SET EXERCISE
Make an exact copy of all the records.

[Stored data]
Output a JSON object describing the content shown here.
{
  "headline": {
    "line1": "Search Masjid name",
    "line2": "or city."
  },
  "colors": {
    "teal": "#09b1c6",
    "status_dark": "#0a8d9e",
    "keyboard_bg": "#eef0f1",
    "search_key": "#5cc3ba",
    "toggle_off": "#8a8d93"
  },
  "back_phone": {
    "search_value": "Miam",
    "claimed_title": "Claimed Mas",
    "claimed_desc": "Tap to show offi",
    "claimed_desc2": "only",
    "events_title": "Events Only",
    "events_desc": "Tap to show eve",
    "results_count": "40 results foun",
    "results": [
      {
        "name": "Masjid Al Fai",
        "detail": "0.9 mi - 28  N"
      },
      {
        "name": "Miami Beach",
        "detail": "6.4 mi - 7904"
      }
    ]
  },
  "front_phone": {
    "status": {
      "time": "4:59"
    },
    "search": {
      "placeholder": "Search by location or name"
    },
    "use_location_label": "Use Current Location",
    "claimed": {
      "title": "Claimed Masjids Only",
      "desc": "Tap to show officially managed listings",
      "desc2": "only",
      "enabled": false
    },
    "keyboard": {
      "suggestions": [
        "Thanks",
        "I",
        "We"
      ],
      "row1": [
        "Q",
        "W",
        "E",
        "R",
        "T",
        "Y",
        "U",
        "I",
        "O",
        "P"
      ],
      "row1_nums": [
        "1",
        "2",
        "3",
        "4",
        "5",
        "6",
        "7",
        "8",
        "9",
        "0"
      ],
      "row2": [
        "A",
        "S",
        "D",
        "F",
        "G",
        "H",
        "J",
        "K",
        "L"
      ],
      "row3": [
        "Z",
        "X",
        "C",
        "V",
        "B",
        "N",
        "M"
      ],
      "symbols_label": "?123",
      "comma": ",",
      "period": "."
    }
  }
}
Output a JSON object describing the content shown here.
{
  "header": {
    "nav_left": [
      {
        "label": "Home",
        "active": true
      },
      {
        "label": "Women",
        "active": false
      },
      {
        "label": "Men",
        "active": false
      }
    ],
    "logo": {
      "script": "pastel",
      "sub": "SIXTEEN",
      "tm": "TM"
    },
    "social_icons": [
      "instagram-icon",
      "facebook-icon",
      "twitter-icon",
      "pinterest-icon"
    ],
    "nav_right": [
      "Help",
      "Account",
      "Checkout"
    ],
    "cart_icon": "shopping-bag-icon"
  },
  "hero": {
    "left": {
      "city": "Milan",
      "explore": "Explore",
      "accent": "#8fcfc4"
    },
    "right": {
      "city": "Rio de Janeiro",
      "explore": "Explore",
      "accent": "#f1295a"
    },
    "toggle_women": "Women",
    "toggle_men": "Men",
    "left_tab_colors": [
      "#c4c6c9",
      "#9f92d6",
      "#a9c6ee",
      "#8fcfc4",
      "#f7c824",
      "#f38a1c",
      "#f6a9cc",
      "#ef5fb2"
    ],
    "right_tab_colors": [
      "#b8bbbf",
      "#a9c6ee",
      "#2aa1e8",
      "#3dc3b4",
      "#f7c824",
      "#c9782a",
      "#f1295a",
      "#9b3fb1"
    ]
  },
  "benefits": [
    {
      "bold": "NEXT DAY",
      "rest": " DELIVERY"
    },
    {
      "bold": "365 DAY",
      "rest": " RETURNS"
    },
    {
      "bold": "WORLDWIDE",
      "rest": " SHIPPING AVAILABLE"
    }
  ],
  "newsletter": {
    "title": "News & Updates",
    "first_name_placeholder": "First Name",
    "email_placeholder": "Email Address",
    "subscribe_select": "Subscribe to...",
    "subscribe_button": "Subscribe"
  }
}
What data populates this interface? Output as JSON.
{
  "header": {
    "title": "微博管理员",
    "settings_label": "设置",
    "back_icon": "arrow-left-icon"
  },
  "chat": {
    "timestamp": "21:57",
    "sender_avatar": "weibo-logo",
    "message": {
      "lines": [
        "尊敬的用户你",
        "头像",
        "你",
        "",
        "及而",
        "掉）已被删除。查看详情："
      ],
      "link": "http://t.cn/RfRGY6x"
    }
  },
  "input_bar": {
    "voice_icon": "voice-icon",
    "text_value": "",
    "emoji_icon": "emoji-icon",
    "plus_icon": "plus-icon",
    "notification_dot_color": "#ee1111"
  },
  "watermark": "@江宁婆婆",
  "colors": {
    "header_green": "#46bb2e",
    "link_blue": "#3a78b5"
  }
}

SOLUTION TO THE EXERCISE
Output a JSON object describing the content shown here.
{
  "headline": {
    "line1": "Search Masjid name",
    "line2": "or city."
  },
  "colors": {
    "teal": "#09b1c6",
    "status_dark": "#0a8d9e",
    "keyboard_bg": "#eef0f1",
    "search_key": "#5cc3ba",
    "toggle_off": "#8a8d93"
  },
  "back_phone": {
    "search_value": "Miam",
    "claimed_title": "Claimed Mas",
    "claimed_desc": "Tap to show offi",
    "claimed_desc2": "only",
    "events_title": "Events Only",
    "events_desc": "Tap to show eve",
    "results_count": "40 results foun",
    "results": [
      {
        "name": "Masjid Al Fai",
        "detail": "0.9 mi - 28  N"
      },
      {
        "name": "Miami Beach",
        "detail": "6.4 mi - 7904"
      }
    ]
  },
  "front_phone": {
    "status": {
      "time": "4:59"
    },
    "search": {
      "placeholder": "Search by location or name"
    },
    "use_location_label": "Use Current Location",
    "claimed": {
      "title": "Claimed Masjids Only",
      "desc": "Tap to show officially managed listings",
      "desc2": "only",
      "enabled": false
    },
    "keyboard": {
      "suggestions": [
        "Thanks",
        "I",
        "We"
      ],
      "row1": [
        "Q",
        "W",
        "E",
        "R",
        "T",
        "Y",
        "U",
        "I",
        "O",
        "P"
      ],
      "row1_nums": [
        "1",
        "2",
        "3",
        "4",
        "5",
        "6",
        "7",
        "8",
        "9",
        "0"
      ],
      "row2": [
        "A",
        "S",
        "D",
        "F",
        "G",
        "H",
        "J",
        "K",
        "L"
      ],
      "row3": [
        "Z",
        "X",
        "C",
        "V",
        "B",
        "N",
        "M"
      ],
      "symbols_label": "?123",
      "comma": ",",
      "period": "."
    }
  }
}
Output a JSON object describing the content shown here.
{
  "header": {
    "nav_left": [
      {
        "label": "Home",
        "active": true
      },
      {
        "label": "Women",
        "active": false
      },
      {
        "label": "Men",
        "active": false
      }
    ],
    "logo": {
      "script": "pastel",
      "sub": "SIXTEEN",
      "tm": "TM"
    },
    "social_icons": [
      "instagram-icon",
      "facebook-icon",
      "twitter-icon",
      "pinterest-icon"
    ],
    "nav_right": [
      "Help",
      "Account",
      "Checkout"
    ],
    "cart_icon": "shopping-bag-icon"
  },
  "hero": {
    "left": {
      "city": "Milan",
      "explore": "Explore",
      "accent": "#8fcfc4"
    },
    "right": {
      "city": "Rio de Janeiro",
      "explore": "Explore",
      "accent": "#f1295a"
    },
    "toggle_women": "Women",
    "toggle_men": "Men",
    "left_tab_colors": [
      "#c4c6c9",
      "#9f92d6",
      "#a9c6ee",
      "#8fcfc4",
      "#f7c824",
      "#f38a1c",
      "#f6a9cc",
      "#ef5fb2"
    ],
    "right_tab_colors": [
      "#b8bbbf",
      "#a9c6ee",
      "#2aa1e8",
      "#3dc3b4",
      "#f7c824",
      "#c9782a",
      "#f1295a",
      "#9b3fb1"
    ]
  },
  "benefits": [
    {
      "bold": "NEXT DAY",
      "rest": " DELIVERY"
    },
    {
      "bold": "365 DAY",
      "rest": " RETURNS"
    },
    {
      "bold": "WORLDWIDE",
      "rest": " SHIPPING AVAILABLE"
    }
  ],
  "newsletter": {
    "title": "News & Updates",
    "first_name_placeholder": "First Name",
    "email_placeholder": "Email Address",
    "subscribe_select": "Subscribe to...",
    "subscribe_button": "Subscribe"
  }
}
What data populates this interface? Output as JSON.
{
  "header": {
    "title": "微博管理员",
    "settings_label": "设置",
    "back_icon": "arrow-left-icon"
  },
  "chat": {
    "timestamp": "21:57",
    "sender_avatar": "weibo-logo",
    "message": {
      "lines": [
        "尊敬的用户你",
        "头像",
        "你",
        "",
        "及而",
        "掉）已被删除。查看详情："
      ],
      "link": "http://t.cn/RfRGY6x"
    }
  },
  "input_bar": {
    "voice_icon": "voice-icon",
    "text_value": "",
    "emoji_icon": "emoji-icon",
    "plus_icon": "plus-icon",
    "notification_dot_color": "#ee1111"
  },
  "watermark": "@江宁婆婆",
  "colors": {
    "header_green": "#46bb2e",
    "link_blue": "#3a78b5"
  }
}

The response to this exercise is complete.